TASK PROMPT: Provide an exact copy of the data, excluding the images.

INPUT DATA:
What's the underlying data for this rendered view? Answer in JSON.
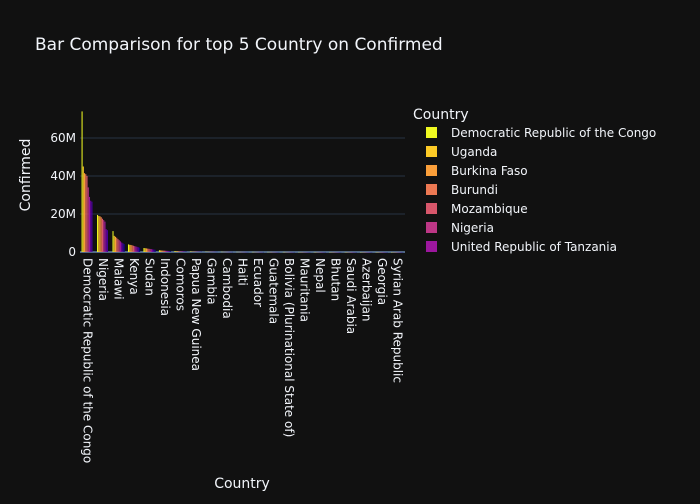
{
  "chart_data": {
    "type": "bar",
    "title": "Bar Comparison for top 5 Country on Confirmed",
    "xlabel": "Country",
    "ylabel": "Confirmed",
    "ylim": [
      0,
      80000000
    ],
    "ytick_values": [
      0,
      20000000,
      40000000,
      60000000
    ],
    "ytick_labels": [
      "0",
      "20M",
      "40M",
      "60M"
    ],
    "grid": true,
    "legend_title": "Country",
    "legend_position": "right",
    "categories": [
      "Democratic Republic of the Congo",
      "Nigeria",
      "Malawi",
      "Kenya",
      "Sudan",
      "Indonesia",
      "Comoros",
      "Papua New Guinea",
      "Gambia",
      "Cambodia",
      "Haiti",
      "Ecuador",
      "Guatemala",
      "Bolivia (Plurinational State of)",
      "Mauritania",
      "Nepal",
      "Bhutan",
      "Saudi Arabia",
      "Azerbaijan",
      "Georgia",
      "Syrian Arab Republic"
    ],
    "series": [
      {
        "name": "Democratic Republic of the Congo",
        "color": "#f0f921",
        "values": [
          74000000,
          19500000,
          11000000,
          4000000,
          2100000,
          900000,
          450000,
          250000,
          150000,
          100000,
          80000,
          60000,
          50000,
          40000,
          30000,
          25000,
          20000,
          15000,
          10000,
          8000,
          5000
        ]
      },
      {
        "name": "Uganda",
        "color": "#fdca26",
        "values": [
          45000000,
          19000000,
          8500000,
          3800000,
          2000000,
          850000,
          420000,
          230000,
          140000,
          95000,
          75000,
          55000,
          45000,
          38000,
          28000,
          22000,
          18000,
          13000,
          9000,
          7000,
          4500
        ]
      },
      {
        "name": "Burkina Faso",
        "color": "#fb9f3a",
        "values": [
          41500000,
          18800000,
          8000000,
          3700000,
          1900000,
          800000,
          400000,
          220000,
          135000,
          90000,
          70000,
          52000,
          42000,
          35000,
          26000,
          20000,
          16000,
          12000,
          8500,
          6500,
          4000
        ]
      },
      {
        "name": "Burundi",
        "color": "#ed7953",
        "values": [
          41000000,
          18300000,
          7500000,
          3500000,
          1800000,
          750000,
          380000,
          210000,
          130000,
          85000,
          66000,
          50000,
          40000,
          33000,
          24000,
          19000,
          15000,
          11000,
          8000,
          6000,
          3800
        ]
      },
      {
        "name": "Mozambique",
        "color": "#d8576b",
        "values": [
          40000000,
          17500000,
          6800000,
          3300000,
          1700000,
          700000,
          360000,
          200000,
          125000,
          80000,
          62000,
          48000,
          38000,
          31000,
          22000,
          18000,
          14000,
          10000,
          7500,
          5500,
          3500
        ]
      },
      {
        "name": "Nigeria",
        "color": "#bd3786",
        "values": [
          34000000,
          16800000,
          6200000,
          3100000,
          1600000,
          650000,
          340000,
          190000,
          120000,
          75000,
          58000,
          45000,
          36000,
          29000,
          21000,
          17000,
          13000,
          9500,
          7000,
          5200,
          3300
        ]
      },
      {
        "name": "United Republic of Tanzania",
        "color": "#9c179e",
        "values": [
          29000000,
          16000000,
          5600000,
          2900000,
          1500000,
          600000,
          320000,
          180000,
          115000,
          70000,
          55000,
          42000,
          34000,
          27000,
          20000,
          16000,
          12000,
          9000,
          6500,
          5000,
          3100
        ]
      },
      {
        "name": "",
        "color": "#7201a8",
        "values": [
          27000000,
          12000000,
          5000000,
          2700000,
          1400000,
          560000,
          300000,
          170000,
          110000,
          66000,
          52000,
          40000,
          32000,
          25000,
          19000,
          15000,
          11000,
          8500,
          6000,
          4800,
          3000
        ]
      },
      {
        "name": "",
        "color": "#46039f",
        "values": [
          26500000,
          11500000,
          4600000,
          2500000,
          1300000,
          520000,
          280000,
          160000,
          105000,
          62000,
          50000,
          38000,
          30000,
          24000,
          18000,
          14000,
          10500,
          8000,
          5800,
          4500,
          2800
        ]
      },
      {
        "name": "",
        "color": "#0d0887",
        "values": [
          0,
          0,
          4200000,
          2300000,
          1200000,
          480000,
          260000,
          150000,
          100000,
          58000,
          48000,
          36000,
          28000,
          23000,
          17000,
          13000,
          10000,
          7500,
          5500,
          4300,
          2600
        ]
      }
    ]
  }
}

RESULT OF THE TASK:
What's the underlying data for this rendered view? Answer in JSON.
{
  "chart_data": {
    "type": "bar",
    "title": "Bar Comparison for top 5 Country on Confirmed",
    "xlabel": "Country",
    "ylabel": "Confirmed",
    "ylim": [
      0,
      80000000
    ],
    "ytick_values": [
      0,
      20000000,
      40000000,
      60000000
    ],
    "ytick_labels": [
      "0",
      "20M",
      "40M",
      "60M"
    ],
    "grid": true,
    "legend_title": "Country",
    "legend_position": "right",
    "categories": [
      "Democratic Republic of the Congo",
      "Nigeria",
      "Malawi",
      "Kenya",
      "Sudan",
      "Indonesia",
      "Comoros",
      "Papua New Guinea",
      "Gambia",
      "Cambodia",
      "Haiti",
      "Ecuador",
      "Guatemala",
      "Bolivia (Plurinational State of)",
      "Mauritania",
      "Nepal",
      "Bhutan",
      "Saudi Arabia",
      "Azerbaijan",
      "Georgia",
      "Syrian Arab Republic"
    ],
    "series": [
      {
        "name": "Democratic Republic of the Congo",
        "color": "#f0f921",
        "values": [
          74000000,
          19500000,
          11000000,
          4000000,
          2100000,
          900000,
          450000,
          250000,
          150000,
          100000,
          80000,
          60000,
          50000,
          40000,
          30000,
          25000,
          20000,
          15000,
          10000,
          8000,
          5000
        ]
      },
      {
        "name": "Uganda",
        "color": "#fdca26",
        "values": [
          45000000,
          19000000,
          8500000,
          3800000,
          2000000,
          850000,
          420000,
          230000,
          140000,
          95000,
          75000,
          55000,
          45000,
          38000,
          28000,
          22000,
          18000,
          13000,
          9000,
          7000,
          4500
        ]
      },
      {
        "name": "Burkina Faso",
        "color": "#fb9f3a",
        "values": [
          41500000,
          18800000,
          8000000,
          3700000,
          1900000,
          800000,
          400000,
          220000,
          135000,
          90000,
          70000,
          52000,
          42000,
          35000,
          26000,
          20000,
          16000,
          12000,
          8500,
          6500,
          4000
        ]
      },
      {
        "name": "Burundi",
        "color": "#ed7953",
        "values": [
          41000000,
          18300000,
          7500000,
          3500000,
          1800000,
          750000,
          380000,
          210000,
          130000,
          85000,
          66000,
          50000,
          40000,
          33000,
          24000,
          19000,
          15000,
          11000,
          8000,
          6000,
          3800
        ]
      },
      {
        "name": "Mozambique",
        "color": "#d8576b",
        "values": [
          40000000,
          17500000,
          6800000,
          3300000,
          1700000,
          700000,
          360000,
          200000,
          125000,
          80000,
          62000,
          48000,
          38000,
          31000,
          22000,
          18000,
          14000,
          10000,
          7500,
          5500,
          3500
        ]
      },
      {
        "name": "Nigeria",
        "color": "#bd3786",
        "values": [
          34000000,
          16800000,
          6200000,
          3100000,
          1600000,
          650000,
          340000,
          190000,
          120000,
          75000,
          58000,
          45000,
          36000,
          29000,
          21000,
          17000,
          13000,
          9500,
          7000,
          5200,
          3300
        ]
      },
      {
        "name": "United Republic of Tanzania",
        "color": "#9c179e",
        "values": [
          29000000,
          16000000,
          5600000,
          2900000,
          1500000,
          600000,
          320000,
          180000,
          115000,
          70000,
          55000,
          42000,
          34000,
          27000,
          20000,
          16000,
          12000,
          9000,
          6500,
          5000,
          3100
        ]
      },
      {
        "name": "",
        "color": "#7201a8",
        "values": [
          27000000,
          12000000,
          5000000,
          2700000,
          1400000,
          560000,
          300000,
          170000,
          110000,
          66000,
          52000,
          40000,
          32000,
          25000,
          19000,
          15000,
          11000,
          8500,
          6000,
          4800,
          3000
        ]
      },
      {
        "name": "",
        "color": "#46039f",
        "values": [
          26500000,
          11500000,
          4600000,
          2500000,
          1300000,
          520000,
          280000,
          160000,
          105000,
          62000,
          50000,
          38000,
          30000,
          24000,
          18000,
          14000,
          10500,
          8000,
          5800,
          4500,
          2800
        ]
      },
      {
        "name": "",
        "color": "#0d0887",
        "values": [
          0,
          0,
          4200000,
          2300000,
          1200000,
          480000,
          260000,
          150000,
          100000,
          58000,
          48000,
          36000,
          28000,
          23000,
          17000,
          13000,
          10000,
          7500,
          5500,
          4300,
          2600
        ]
      }
    ]
  }
}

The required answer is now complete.